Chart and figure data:
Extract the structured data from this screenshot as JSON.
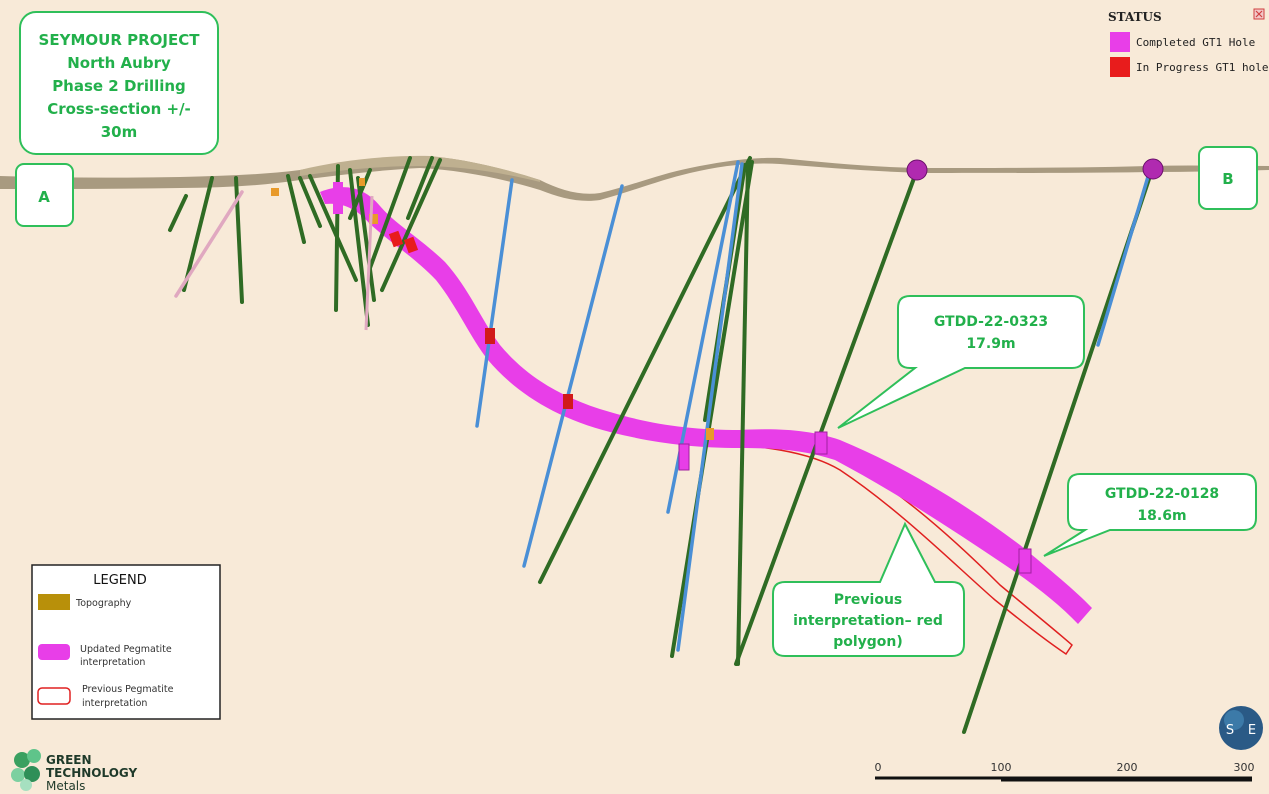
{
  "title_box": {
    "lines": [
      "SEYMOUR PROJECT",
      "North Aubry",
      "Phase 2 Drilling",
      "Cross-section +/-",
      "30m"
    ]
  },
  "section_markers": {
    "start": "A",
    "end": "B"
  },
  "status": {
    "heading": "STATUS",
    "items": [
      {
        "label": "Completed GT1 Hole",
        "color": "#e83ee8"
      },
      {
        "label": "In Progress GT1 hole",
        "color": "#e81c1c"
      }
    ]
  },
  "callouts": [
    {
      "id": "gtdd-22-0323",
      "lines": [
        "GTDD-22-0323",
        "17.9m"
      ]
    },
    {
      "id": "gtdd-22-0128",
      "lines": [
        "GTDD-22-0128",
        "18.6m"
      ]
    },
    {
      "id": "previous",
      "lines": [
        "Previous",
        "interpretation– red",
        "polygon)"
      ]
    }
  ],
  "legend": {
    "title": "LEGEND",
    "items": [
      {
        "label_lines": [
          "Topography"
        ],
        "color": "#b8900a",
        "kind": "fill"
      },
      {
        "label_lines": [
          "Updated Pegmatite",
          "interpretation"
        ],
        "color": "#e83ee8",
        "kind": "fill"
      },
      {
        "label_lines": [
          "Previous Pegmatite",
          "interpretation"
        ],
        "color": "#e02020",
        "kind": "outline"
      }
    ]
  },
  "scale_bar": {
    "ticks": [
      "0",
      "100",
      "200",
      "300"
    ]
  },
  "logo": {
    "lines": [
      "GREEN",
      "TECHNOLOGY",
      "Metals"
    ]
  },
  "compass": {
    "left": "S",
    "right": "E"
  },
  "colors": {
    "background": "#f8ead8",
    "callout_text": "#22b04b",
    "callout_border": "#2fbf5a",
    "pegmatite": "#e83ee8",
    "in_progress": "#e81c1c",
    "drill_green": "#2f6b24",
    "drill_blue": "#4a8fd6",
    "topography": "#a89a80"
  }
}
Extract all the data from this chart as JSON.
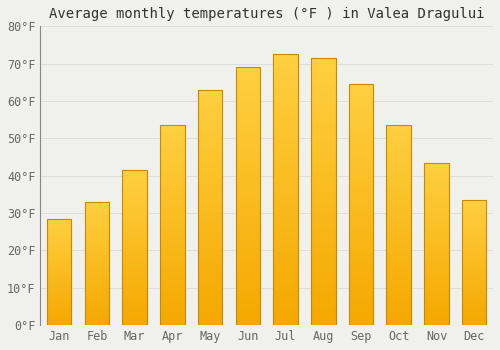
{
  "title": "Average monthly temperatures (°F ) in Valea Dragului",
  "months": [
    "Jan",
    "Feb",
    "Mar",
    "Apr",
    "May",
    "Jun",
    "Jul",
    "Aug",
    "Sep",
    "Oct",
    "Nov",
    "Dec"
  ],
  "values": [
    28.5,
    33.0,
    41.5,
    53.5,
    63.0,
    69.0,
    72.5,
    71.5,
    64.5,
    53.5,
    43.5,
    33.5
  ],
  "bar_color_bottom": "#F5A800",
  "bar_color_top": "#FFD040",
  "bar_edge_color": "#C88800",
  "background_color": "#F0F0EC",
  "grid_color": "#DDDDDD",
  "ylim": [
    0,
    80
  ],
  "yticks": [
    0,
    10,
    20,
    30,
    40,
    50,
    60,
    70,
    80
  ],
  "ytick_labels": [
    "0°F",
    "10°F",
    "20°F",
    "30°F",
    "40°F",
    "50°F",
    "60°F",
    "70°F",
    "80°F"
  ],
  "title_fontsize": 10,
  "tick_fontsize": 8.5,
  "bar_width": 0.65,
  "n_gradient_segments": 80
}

● **Goal**:
Select every line in the records above that contains the word "Extract".

● **Result**:
Extract the structured data from this screenshot as JSON.
Extract all the data from this chart as JSON.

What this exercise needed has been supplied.